→ **Stated goal**: Scan the entries below. List each line with "плана".

## Start Listing

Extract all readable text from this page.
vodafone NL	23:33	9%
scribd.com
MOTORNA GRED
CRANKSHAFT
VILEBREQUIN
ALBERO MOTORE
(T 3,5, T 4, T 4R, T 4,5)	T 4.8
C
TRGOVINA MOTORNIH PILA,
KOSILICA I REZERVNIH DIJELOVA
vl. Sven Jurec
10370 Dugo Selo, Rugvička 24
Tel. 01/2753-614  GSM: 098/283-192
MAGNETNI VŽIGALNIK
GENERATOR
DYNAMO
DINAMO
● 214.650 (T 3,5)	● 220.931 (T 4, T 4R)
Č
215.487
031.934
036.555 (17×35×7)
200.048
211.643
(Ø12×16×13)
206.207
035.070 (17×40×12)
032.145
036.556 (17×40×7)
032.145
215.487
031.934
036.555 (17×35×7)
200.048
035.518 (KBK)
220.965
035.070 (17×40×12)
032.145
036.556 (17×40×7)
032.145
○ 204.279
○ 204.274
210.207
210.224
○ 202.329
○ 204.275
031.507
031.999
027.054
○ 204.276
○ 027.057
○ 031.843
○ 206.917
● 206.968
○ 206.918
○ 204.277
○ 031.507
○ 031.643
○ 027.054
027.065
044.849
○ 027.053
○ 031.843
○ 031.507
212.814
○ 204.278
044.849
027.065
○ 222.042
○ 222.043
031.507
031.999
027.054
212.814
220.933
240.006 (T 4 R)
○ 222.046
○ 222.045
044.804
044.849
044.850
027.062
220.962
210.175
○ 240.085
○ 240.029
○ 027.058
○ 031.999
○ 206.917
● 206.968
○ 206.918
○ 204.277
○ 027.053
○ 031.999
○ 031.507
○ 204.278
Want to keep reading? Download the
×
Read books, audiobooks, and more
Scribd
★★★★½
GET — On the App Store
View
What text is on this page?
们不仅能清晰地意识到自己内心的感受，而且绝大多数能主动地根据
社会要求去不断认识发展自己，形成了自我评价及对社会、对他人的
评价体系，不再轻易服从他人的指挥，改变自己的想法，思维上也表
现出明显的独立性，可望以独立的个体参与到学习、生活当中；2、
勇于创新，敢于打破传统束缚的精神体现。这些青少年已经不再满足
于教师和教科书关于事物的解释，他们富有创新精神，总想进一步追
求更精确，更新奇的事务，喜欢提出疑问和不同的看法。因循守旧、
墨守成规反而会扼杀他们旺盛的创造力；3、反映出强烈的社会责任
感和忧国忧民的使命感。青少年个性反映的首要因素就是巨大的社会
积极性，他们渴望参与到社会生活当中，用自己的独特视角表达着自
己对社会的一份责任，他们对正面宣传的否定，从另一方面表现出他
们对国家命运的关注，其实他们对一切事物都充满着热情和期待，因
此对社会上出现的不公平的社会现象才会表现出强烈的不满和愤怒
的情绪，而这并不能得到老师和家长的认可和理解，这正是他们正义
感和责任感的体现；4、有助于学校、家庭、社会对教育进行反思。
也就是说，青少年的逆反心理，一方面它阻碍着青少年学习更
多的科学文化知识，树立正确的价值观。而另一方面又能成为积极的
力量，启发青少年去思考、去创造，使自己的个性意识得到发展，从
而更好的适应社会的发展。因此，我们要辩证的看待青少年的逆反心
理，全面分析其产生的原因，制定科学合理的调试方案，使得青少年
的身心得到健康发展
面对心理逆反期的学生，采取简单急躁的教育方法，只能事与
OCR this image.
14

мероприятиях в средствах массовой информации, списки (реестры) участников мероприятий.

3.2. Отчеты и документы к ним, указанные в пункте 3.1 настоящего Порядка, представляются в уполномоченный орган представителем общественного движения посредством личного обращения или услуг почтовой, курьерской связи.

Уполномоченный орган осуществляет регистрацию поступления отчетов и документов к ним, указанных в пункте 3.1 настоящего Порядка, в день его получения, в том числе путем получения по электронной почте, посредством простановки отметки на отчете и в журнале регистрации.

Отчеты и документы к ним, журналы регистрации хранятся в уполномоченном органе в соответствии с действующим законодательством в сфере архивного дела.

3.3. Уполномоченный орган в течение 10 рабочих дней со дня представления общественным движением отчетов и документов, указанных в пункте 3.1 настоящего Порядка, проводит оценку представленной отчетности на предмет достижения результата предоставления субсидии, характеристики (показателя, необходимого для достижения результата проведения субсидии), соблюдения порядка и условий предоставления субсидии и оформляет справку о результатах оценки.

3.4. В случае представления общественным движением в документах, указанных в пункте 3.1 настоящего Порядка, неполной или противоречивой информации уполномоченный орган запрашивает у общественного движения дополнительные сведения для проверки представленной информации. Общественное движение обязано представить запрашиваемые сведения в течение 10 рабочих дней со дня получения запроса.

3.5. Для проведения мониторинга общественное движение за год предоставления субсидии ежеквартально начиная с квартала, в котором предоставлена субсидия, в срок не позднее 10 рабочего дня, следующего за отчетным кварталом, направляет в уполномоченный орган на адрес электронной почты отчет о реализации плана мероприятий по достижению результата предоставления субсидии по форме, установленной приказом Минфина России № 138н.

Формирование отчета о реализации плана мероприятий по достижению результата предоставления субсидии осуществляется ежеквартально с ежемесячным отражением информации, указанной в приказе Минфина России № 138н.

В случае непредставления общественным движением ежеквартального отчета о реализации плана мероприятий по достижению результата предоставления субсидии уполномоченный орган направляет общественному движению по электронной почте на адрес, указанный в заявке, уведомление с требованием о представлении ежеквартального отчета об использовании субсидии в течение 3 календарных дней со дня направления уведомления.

## End Listing

→ **Exercise answer**:
3.5. Для проведения мониторинга общественное движение за год предоставления субсидии ежеквартально начиная с квартала, в котором предоставлена субсидия, в срок не позднее 10 рабочего дня, следующего за отчетным кварталом, направляет в уполномоченный орган на адрес электронной почты отчет о реализации плана мероприятий по достижению результата предоставления субсидии по форме, установленной приказом Минфина России № 138н.
Формирование отчета о реализации плана мероприятий по достижению результата предоставления субсидии осуществляется ежеквартально с ежемесячным отражением информации, указанной в приказе Минфина России № 138н.
В случае непредставления общественным движением ежеквартального отчета о реализации плана мероприятий по достижению результата предоставления субсидии уполномоченный орган направляет общественному движению по электронной почте на адрес, указанный в заявке, уведомление с требованием о представлении ежеквартального отчета об использовании субсидии в течение 3 календарных дней со дня направления уведомления.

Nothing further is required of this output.